— Start INPUT ROWS —
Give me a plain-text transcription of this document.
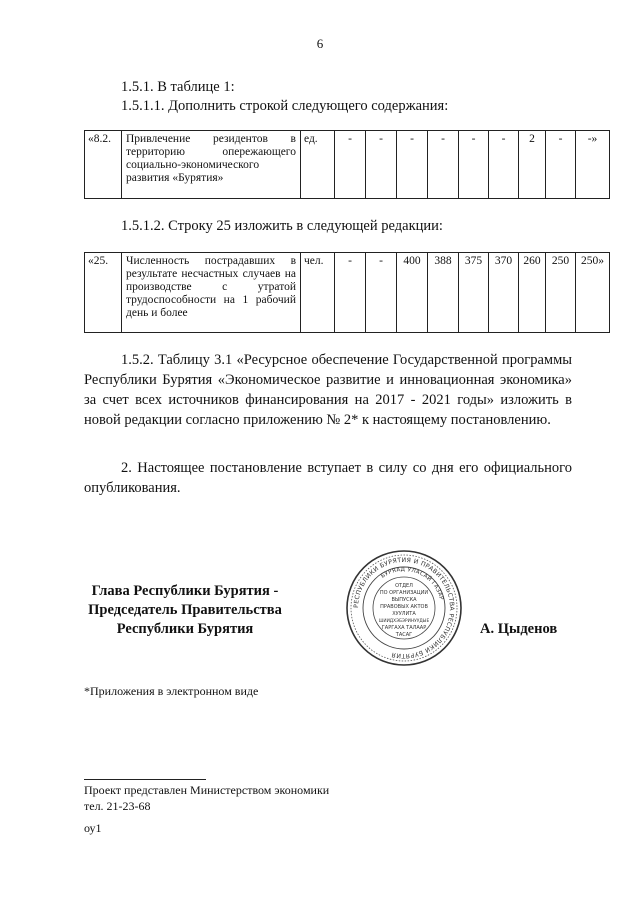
6
1.5.1. В таблице 1:
1.5.1.1. Дополнить строкой следующего содержания:
«8.2.	Привлечение резидентов в территорию опережающего социально-экономического развития «Бурятия»	ед.	-	-	-	-	-	-	2	-	-»
1.5.1.2. Строку 25 изложить в следующей редакции:
«25.	Численность пострадавших в результате несчастных случаев на производстве с утратой трудоспособности на 1 рабочий день и более	чел.	-	-	400	388	375	370	260	250	250»
1.5.2. Таблицу 3.1 «Ресурсное обеспечение Государственной программы Республики Бурятия «Экономическое развитие и инновационная экономика» за счет всех источников финансирования на 2017 - 2021 годы» изложить в новой редакции согласно приложению № 2* к настоящему постановлению.
2. Настоящее постановление вступает в силу со дня его официального опубликования.
Глава Республики Бурятия -
Председатель Правительства
Республики Бурятия
РЕСПУБЛИКИ БУРЯТИЯ И ПРАВИТЕЛЬСТВА РЕСПУБЛИКИ БУРЯТИЯ
БУРЯАД УЛАСАЙ ГАЗАР
ОТДЕЛ
ПО ОРГАНИЗАЦИИ
ВЫПУСКА
ПРАВОВЫХ АКТОВ
ХУУЛИТА
ШИИДХЭБЭРИНУУДЫЕ
ГАРГАХА ТАЛААР
ТАСАГ	А. Цыденов
*Приложения в электронном виде
Проект представлен Министерством экономики
тел. 21-23-68
оу1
— End INPUT ROWS —
▸ STATED GOAL:
Transcribe the records above verbatim. Do not carry over any picture.

▸ RESULT OF THIS TASK:
Give me a plain-text transcription of this document.
6
1.5.1. В таблице 1:
1.5.1.1. Дополнить строкой следующего содержания:
«8.2.	Привлечение резидентов в территорию опережающего социально-экономического развития «Бурятия»	ед.	-	-	-	-	-	-	2	-	-»
1.5.1.2. Строку 25 изложить в следующей редакции:
«25.	Численность пострадавших в результате несчастных случаев на производстве с утратой трудоспособности на 1 рабочий день и более	чел.	-	-	400	388	375	370	260	250	250»
1.5.2. Таблицу 3.1 «Ресурсное обеспечение Государственной программы Республики Бурятия «Экономическое развитие и инновационная экономика» за счет всех источников финансирования на 2017 - 2021 годы» изложить в новой редакции согласно приложению № 2* к настоящему постановлению.
2. Настоящее постановление вступает в силу со дня его официального опубликования.
Глава Республики Бурятия -
Председатель Правительства
Республики Бурятия
РЕСПУБЛИКИ БУРЯТИЯ И ПРАВИТЕЛЬСТВА РЕСПУБЛИКИ БУРЯТИЯ
БУРЯАД УЛАСАЙ ГАЗАР
ОТДЕЛ
ПО ОРГАНИЗАЦИИ
ВЫПУСКА
ПРАВОВЫХ АКТОВ
ХУУЛИТА
ШИИДХЭБЭРИНУУДЫЕ
ГАРГАХА ТАЛААР
ТАСАГ	А. Цыденов
*Приложения в электронном виде
Проект представлен Министерством экономики
тел. 21-23-68
оу1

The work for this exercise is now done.